Problem requirements
Note each line where "this" appears, and copy it.

** START Available data **

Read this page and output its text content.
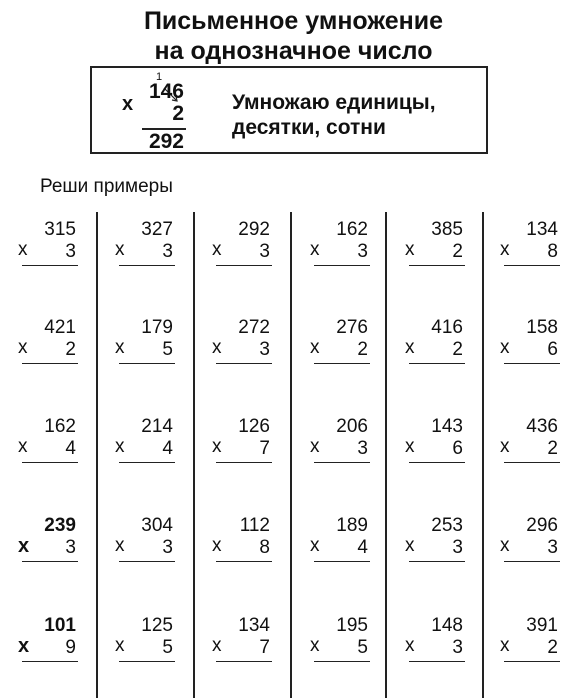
Письменное умножение
на однозначное число
x
1
146
2
292
Умножаю единицы,
десятки, сотни
Реши примеры
x
315
3 x
327
3 x
292
3 x
162
3 x
385
2 x
134
8
x
421
2 x
179
5 x
272
3 x
276
2 x
416
2 x
158
6
x
162
4 x
214
4 x
126
7 x
206
3 x
143
6 x
436
2
x
239
3 x
304
3 x
112
8 x
189
4 x
253
3 x
296
3
x
101
9 x
125
5 x
134
7 x
195
5 x
148
3 x
391
2
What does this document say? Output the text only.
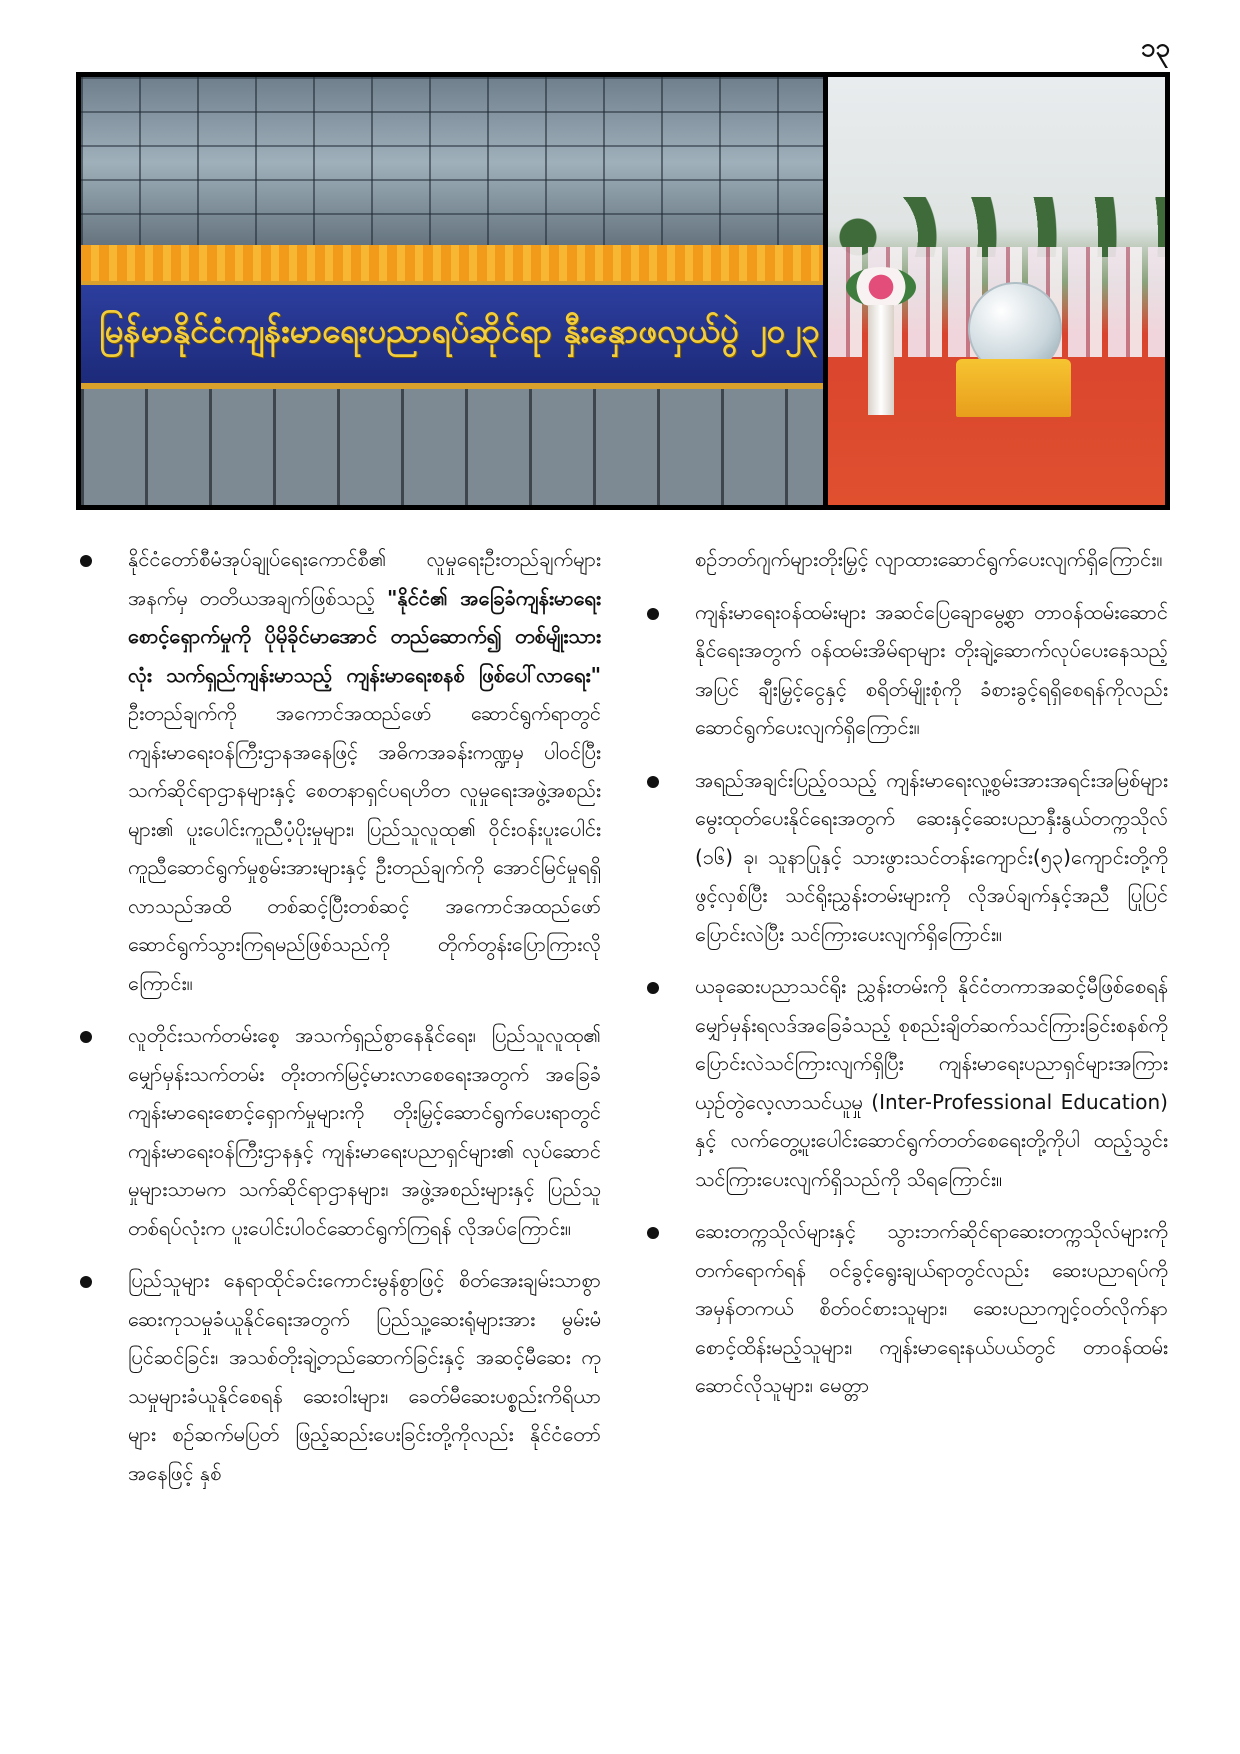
၁၃
မြန်မာနိုင်ငံကျန်းမာရေးပညာရပ်ဆိုင်ရာ နှီးနှောဖလှယ်ပွဲ ၂၀၂၃

နိုင်ငံတော်စီမံအုပ်ချုပ်ရေးကောင်စီ၏ လူမှုရေးဦးတည်ချက်များအနက်မှ တတိယအချက်ဖြစ်သည့် "နိုင်ငံ၏ အခြေခံကျန်းမာရေးစောင့်ရှောက်မှုကို ပိုမိုခိုင်မာအောင် တည်ဆောက်၍ တစ်မျိုးသားလုံး သက်ရှည်ကျန်းမာသည့် ကျန်းမာရေးစနစ် ဖြစ်ပေါ်လာရေး" ဦးတည်ချက်ကို အကောင်အထည်ဖော် ဆောင်ရွက်ရာတွင် ကျန်းမာရေးဝန်ကြီးဌာနအနေဖြင့် အဓိကအခန်းကဏ္ဍမှ ပါဝင်ပြီး သက်ဆိုင်ရာဌာနများနှင့် စေတနာရှင်ပရဟိတ လူမှုရေးအဖွဲ့အစည်းများ၏ ပူးပေါင်းကူညီပံ့ပိုးမှုများ၊ ပြည်သူလူထု၏ ဝိုင်းဝန်းပူးပေါင်းကူညီဆောင်ရွက်မှုစွမ်းအားများနှင့် ဦးတည်ချက်ကို အောင်မြင်မှုရရှိလာသည်အထိ တစ်ဆင့်ပြီးတစ်ဆင့် အကောင်အထည်ဖော် ဆောင်ရွက်သွားကြရမည်ဖြစ်သည်ကို တိုက်တွန်းပြောကြားလိုကြောင်း။

လူတိုင်းသက်တမ်းစေ့ အသက်ရှည်စွာနေနိုင်ရေး၊ ပြည်သူလူထု၏ မျှော်မှန်းသက်တမ်း တိုးတက်မြင့်မားလာစေရေးအတွက် အခြေခံကျန်းမာရေးစောင့်ရှောက်မှုများကို တိုးမြှင့်ဆောင်ရွက်ပေးရာတွင် ကျန်းမာရေးဝန်ကြီးဌာနနှင့် ကျန်းမာရေးပညာရှင်များ၏ လုပ်ဆောင်မှုများသာမက သက်ဆိုင်ရာဌာနများ၊ အဖွဲ့အစည်းများနှင့် ပြည်သူတစ်ရပ်လုံးက ပူးပေါင်းပါဝင်ဆောင်ရွက်ကြရန် လိုအပ်ကြောင်း။

ပြည်သူများ နေရာထိုင်ခင်းကောင်းမွန်စွာဖြင့် စိတ်အေးချမ်းသာစွာ ဆေးကုသမှုခံယူနိုင်ရေးအတွက် ပြည်သူ့ဆေးရုံများအား မွမ်းမံပြင်ဆင်ခြင်း၊ အသစ်တိုးချဲ့တည်ဆောက်ခြင်းနှင့် အဆင့်မီဆေး ကုသမှုများခံယူနိုင်စေရန် ဆေးဝါးများ၊ ခေတ်မီဆေးပစ္စည်းကိရိယာများ စဉ်ဆက်မပြတ် ဖြည့်ဆည်းပေးခြင်းတို့ကိုလည်း နိုင်ငံတော်အနေဖြင့် နှစ်

စဉ်ဘတ်ဂျက်များတိုးမြှင့် လျာထားဆောင်ရွက်ပေးလျက်ရှိကြောင်း။

ကျန်းမာရေးဝန်ထမ်းများ အဆင်ပြေချောမွေ့စွာ တာဝန်ထမ်းဆောင်နိုင်ရေးအတွက် ဝန်ထမ်းအိမ်ရာများ တိုးချဲ့ဆောက်လုပ်ပေးနေသည့်အပြင် ချီးမြှင့်ငွေနှင့် စရိတ်မျိုးစုံကို ခံစားခွင့်ရရှိစေရန်ကိုလည်း ဆောင်ရွက်ပေးလျက်ရှိကြောင်း။

အရည်အချင်းပြည့်ဝသည့် ကျန်းမာရေးလူ့စွမ်းအားအရင်းအမြစ်များ မွေးထုတ်ပေးနိုင်ရေးအတွက် ဆေးနှင့်ဆေးပညာနှီးနွယ်တက္ကသိုလ် (၁၆) ခု၊ သူနာပြုနှင့် သားဖွားသင်တန်းကျောင်း(၅၃)ကျောင်းတို့ကို ဖွင့်လှစ်ပြီး သင်ရိုးညွှန်းတမ်းများကို လိုအပ်ချက်နှင့်အညီ ပြုပြင်ပြောင်းလဲပြီး သင်ကြားပေးလျက်ရှိကြောင်း။

ယခုဆေးပညာသင်ရိုး ညွှန်းတမ်းကို နိုင်ငံတကာအဆင့်မီဖြစ်စေရန် မျှော်မှန်းရလဒ်အခြေခံသည့် စုစည်းချိတ်ဆက်သင်ကြားခြင်းစနစ်ကို ပြောင်းလဲသင်ကြားလျက်ရှိပြီး ကျန်းမာရေးပညာရှင်များအကြား ယှဉ်တွဲလေ့လာသင်ယူမှု (Inter-Professional Education) နှင့် လက်တွေ့ပူးပေါင်းဆောင်ရွက်တတ်စေရေးတို့ကိုပါ ထည့်သွင်းသင်ကြားပေးလျက်ရှိသည်ကို သိရကြောင်း။

ဆေးတက္ကသိုလ်များနှင့် သွားဘက်ဆိုင်ရာဆေးတက္ကသိုလ်များကို တက်ရောက်ရန် ဝင်ခွင့်ရွေးချယ်ရာတွင်လည်း ဆေးပညာရပ်ကို အမှန်တကယ် စိတ်ဝင်စားသူများ၊ ဆေးပညာကျင့်ဝတ်လိုက်နာစောင့်ထိန်းမည့်သူများ၊ ကျန်းမာရေးနယ်ပယ်တွင် တာဝန်ထမ်းဆောင်လိုသူများ၊ မေတ္တာ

** END Available data **

Completed task
Read this page and output its text content.
What does this document say? Output the text only.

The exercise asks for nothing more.